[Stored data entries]
_ _ _ _
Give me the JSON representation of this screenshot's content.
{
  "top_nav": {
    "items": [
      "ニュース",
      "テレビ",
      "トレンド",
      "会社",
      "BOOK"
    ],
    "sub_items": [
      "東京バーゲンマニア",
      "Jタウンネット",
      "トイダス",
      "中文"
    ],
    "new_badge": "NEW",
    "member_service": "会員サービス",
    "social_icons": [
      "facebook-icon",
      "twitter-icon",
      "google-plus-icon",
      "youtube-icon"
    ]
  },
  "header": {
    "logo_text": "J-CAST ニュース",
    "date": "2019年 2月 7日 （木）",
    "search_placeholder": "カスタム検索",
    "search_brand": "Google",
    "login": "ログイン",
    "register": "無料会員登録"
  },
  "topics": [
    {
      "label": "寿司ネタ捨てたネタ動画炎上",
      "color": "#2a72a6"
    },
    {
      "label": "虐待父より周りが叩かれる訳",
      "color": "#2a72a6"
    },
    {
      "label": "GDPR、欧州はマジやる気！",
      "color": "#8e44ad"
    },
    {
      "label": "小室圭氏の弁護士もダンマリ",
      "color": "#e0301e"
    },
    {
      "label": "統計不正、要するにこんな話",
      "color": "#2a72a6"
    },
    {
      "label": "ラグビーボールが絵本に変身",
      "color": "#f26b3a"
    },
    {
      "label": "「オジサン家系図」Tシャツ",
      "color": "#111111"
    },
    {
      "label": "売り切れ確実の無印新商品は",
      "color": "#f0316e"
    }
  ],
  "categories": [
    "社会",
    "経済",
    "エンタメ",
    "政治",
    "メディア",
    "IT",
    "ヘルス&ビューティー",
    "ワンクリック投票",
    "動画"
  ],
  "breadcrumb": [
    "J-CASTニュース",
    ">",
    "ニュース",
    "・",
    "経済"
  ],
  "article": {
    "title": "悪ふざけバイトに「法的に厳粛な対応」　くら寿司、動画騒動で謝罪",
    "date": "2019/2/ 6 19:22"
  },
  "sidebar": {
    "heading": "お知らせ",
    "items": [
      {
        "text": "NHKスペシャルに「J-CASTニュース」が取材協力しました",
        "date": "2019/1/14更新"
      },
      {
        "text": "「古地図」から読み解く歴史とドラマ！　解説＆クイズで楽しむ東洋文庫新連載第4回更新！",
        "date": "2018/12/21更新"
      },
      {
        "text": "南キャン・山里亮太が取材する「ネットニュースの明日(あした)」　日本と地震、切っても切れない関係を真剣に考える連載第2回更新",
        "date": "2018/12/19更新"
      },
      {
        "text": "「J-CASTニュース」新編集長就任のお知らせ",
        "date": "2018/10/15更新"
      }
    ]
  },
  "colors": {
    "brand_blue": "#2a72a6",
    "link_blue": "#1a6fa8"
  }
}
_ _ _ _
* _Problem requirements_: Say how many lines in the entries contain the string "CASTニュース", and say nothing else.

* _The reply_: 3